TASK DIRECTIONS: Repeat, exactly and completely, the entries shown underneath.

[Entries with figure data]
· · · · · · ·

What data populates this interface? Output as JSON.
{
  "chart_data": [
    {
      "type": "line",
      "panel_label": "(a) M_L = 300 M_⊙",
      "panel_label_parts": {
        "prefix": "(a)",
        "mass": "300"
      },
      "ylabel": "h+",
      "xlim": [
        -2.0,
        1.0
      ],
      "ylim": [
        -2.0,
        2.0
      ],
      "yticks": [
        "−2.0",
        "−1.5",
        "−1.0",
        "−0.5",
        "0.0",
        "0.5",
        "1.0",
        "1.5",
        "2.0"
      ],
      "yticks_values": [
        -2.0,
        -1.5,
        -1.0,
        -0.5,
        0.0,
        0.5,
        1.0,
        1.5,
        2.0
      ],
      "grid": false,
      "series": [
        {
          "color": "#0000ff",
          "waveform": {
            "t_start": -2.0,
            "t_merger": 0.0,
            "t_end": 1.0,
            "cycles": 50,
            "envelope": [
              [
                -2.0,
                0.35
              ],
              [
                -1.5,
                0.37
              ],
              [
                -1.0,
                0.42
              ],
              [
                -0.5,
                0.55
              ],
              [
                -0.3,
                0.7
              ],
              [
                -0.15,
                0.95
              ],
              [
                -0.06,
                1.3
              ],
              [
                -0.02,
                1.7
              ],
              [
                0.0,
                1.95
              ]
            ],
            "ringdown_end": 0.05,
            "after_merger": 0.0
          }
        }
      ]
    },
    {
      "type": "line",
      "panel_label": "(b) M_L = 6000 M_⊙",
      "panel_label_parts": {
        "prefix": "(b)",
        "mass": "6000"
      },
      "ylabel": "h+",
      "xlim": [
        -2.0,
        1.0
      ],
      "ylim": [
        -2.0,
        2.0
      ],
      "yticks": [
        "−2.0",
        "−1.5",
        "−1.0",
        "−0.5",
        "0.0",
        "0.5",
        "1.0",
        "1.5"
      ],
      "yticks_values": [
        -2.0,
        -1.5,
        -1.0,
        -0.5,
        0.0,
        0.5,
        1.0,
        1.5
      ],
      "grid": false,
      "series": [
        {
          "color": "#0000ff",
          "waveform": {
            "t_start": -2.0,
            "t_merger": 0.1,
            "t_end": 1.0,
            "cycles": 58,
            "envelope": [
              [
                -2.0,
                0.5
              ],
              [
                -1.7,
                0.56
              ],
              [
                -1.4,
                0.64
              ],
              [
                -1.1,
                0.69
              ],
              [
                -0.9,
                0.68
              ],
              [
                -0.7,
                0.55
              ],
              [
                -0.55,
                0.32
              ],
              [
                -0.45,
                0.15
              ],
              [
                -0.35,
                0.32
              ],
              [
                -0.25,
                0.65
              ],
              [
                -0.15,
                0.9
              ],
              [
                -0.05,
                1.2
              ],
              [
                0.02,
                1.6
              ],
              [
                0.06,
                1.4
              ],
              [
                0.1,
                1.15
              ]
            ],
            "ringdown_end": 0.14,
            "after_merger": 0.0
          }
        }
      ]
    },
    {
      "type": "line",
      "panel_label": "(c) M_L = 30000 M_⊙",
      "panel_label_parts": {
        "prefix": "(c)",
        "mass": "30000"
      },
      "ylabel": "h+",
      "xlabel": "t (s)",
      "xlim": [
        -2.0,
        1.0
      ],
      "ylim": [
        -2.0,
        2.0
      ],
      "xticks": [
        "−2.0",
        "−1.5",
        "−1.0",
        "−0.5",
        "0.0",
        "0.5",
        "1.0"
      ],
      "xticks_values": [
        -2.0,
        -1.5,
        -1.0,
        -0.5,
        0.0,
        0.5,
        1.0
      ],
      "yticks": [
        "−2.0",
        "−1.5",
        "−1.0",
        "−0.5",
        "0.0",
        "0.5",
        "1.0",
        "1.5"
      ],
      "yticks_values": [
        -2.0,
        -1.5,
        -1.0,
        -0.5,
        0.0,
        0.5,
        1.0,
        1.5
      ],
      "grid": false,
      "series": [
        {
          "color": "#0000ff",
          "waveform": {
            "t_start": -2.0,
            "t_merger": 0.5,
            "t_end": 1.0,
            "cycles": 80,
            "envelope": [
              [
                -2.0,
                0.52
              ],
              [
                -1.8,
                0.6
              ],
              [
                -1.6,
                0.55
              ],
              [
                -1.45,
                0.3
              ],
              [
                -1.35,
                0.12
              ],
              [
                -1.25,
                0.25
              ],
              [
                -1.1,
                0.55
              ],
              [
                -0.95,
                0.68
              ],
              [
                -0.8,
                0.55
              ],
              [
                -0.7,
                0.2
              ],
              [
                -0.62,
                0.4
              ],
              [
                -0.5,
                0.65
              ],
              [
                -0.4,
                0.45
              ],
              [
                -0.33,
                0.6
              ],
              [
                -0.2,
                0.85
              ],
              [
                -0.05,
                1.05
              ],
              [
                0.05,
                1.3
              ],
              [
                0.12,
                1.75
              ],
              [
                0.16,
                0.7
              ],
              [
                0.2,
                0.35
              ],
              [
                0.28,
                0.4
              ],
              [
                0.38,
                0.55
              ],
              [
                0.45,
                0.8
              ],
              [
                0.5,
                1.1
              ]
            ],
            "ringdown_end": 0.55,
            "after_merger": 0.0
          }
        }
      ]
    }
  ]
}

· · · · · · ·

ANSWER TO THIS EXERCISE:
What data populates this interface? Output as JSON.
{
  "chart_data": [
    {
      "type": "line",
      "panel_label": "(a) M_L = 300 M_⊙",
      "panel_label_parts": {
        "prefix": "(a)",
        "mass": "300"
      },
      "ylabel": "h+",
      "xlim": [
        -2.0,
        1.0
      ],
      "ylim": [
        -2.0,
        2.0
      ],
      "yticks": [
        "−2.0",
        "−1.5",
        "−1.0",
        "−0.5",
        "0.0",
        "0.5",
        "1.0",
        "1.5",
        "2.0"
      ],
      "yticks_values": [
        -2.0,
        -1.5,
        -1.0,
        -0.5,
        0.0,
        0.5,
        1.0,
        1.5,
        2.0
      ],
      "grid": false,
      "series": [
        {
          "color": "#0000ff",
          "waveform": {
            "t_start": -2.0,
            "t_merger": 0.0,
            "t_end": 1.0,
            "cycles": 50,
            "envelope": [
              [
                -2.0,
                0.35
              ],
              [
                -1.5,
                0.37
              ],
              [
                -1.0,
                0.42
              ],
              [
                -0.5,
                0.55
              ],
              [
                -0.3,
                0.7
              ],
              [
                -0.15,
                0.95
              ],
              [
                -0.06,
                1.3
              ],
              [
                -0.02,
                1.7
              ],
              [
                0.0,
                1.95
              ]
            ],
            "ringdown_end": 0.05,
            "after_merger": 0.0
          }
        }
      ]
    },
    {
      "type": "line",
      "panel_label": "(b) M_L = 6000 M_⊙",
      "panel_label_parts": {
        "prefix": "(b)",
        "mass": "6000"
      },
      "ylabel": "h+",
      "xlim": [
        -2.0,
        1.0
      ],
      "ylim": [
        -2.0,
        2.0
      ],
      "yticks": [
        "−2.0",
        "−1.5",
        "−1.0",
        "−0.5",
        "0.0",
        "0.5",
        "1.0",
        "1.5"
      ],
      "yticks_values": [
        -2.0,
        -1.5,
        -1.0,
        -0.5,
        0.0,
        0.5,
        1.0,
        1.5
      ],
      "grid": false,
      "series": [
        {
          "color": "#0000ff",
          "waveform": {
            "t_start": -2.0,
            "t_merger": 0.1,
            "t_end": 1.0,
            "cycles": 58,
            "envelope": [
              [
                -2.0,
                0.5
              ],
              [
                -1.7,
                0.56
              ],
              [
                -1.4,
                0.64
              ],
              [
                -1.1,
                0.69
              ],
              [
                -0.9,
                0.68
              ],
              [
                -0.7,
                0.55
              ],
              [
                -0.55,
                0.32
              ],
              [
                -0.45,
                0.15
              ],
              [
                -0.35,
                0.32
              ],
              [
                -0.25,
                0.65
              ],
              [
                -0.15,
                0.9
              ],
              [
                -0.05,
                1.2
              ],
              [
                0.02,
                1.6
              ],
              [
                0.06,
                1.4
              ],
              [
                0.1,
                1.15
              ]
            ],
            "ringdown_end": 0.14,
            "after_merger": 0.0
          }
        }
      ]
    },
    {
      "type": "line",
      "panel_label": "(c) M_L = 30000 M_⊙",
      "panel_label_parts": {
        "prefix": "(c)",
        "mass": "30000"
      },
      "ylabel": "h+",
      "xlabel": "t (s)",
      "xlim": [
        -2.0,
        1.0
      ],
      "ylim": [
        -2.0,
        2.0
      ],
      "xticks": [
        "−2.0",
        "−1.5",
        "−1.0",
        "−0.5",
        "0.0",
        "0.5",
        "1.0"
      ],
      "xticks_values": [
        -2.0,
        -1.5,
        -1.0,
        -0.5,
        0.0,
        0.5,
        1.0
      ],
      "yticks": [
        "−2.0",
        "−1.5",
        "−1.0",
        "−0.5",
        "0.0",
        "0.5",
        "1.0",
        "1.5"
      ],
      "yticks_values": [
        -2.0,
        -1.5,
        -1.0,
        -0.5,
        0.0,
        0.5,
        1.0,
        1.5
      ],
      "grid": false,
      "series": [
        {
          "color": "#0000ff",
          "waveform": {
            "t_start": -2.0,
            "t_merger": 0.5,
            "t_end": 1.0,
            "cycles": 80,
            "envelope": [
              [
                -2.0,
                0.52
              ],
              [
                -1.8,
                0.6
              ],
              [
                -1.6,
                0.55
              ],
              [
                -1.45,
                0.3
              ],
              [
                -1.35,
                0.12
              ],
              [
                -1.25,
                0.25
              ],
              [
                -1.1,
                0.55
              ],
              [
                -0.95,
                0.68
              ],
              [
                -0.8,
                0.55
              ],
              [
                -0.7,
                0.2
              ],
              [
                -0.62,
                0.4
              ],
              [
                -0.5,
                0.65
              ],
              [
                -0.4,
                0.45
              ],
              [
                -0.33,
                0.6
              ],
              [
                -0.2,
                0.85
              ],
              [
                -0.05,
                1.05
              ],
              [
                0.05,
                1.3
              ],
              [
                0.12,
                1.75
              ],
              [
                0.16,
                0.7
              ],
              [
                0.2,
                0.35
              ],
              [
                0.28,
                0.4
              ],
              [
                0.38,
                0.55
              ],
              [
                0.45,
                0.8
              ],
              [
                0.5,
                1.1
              ]
            ],
            "ringdown_end": 0.55,
            "after_merger": 0.0
          }
        }
      ]
    }
  ]
}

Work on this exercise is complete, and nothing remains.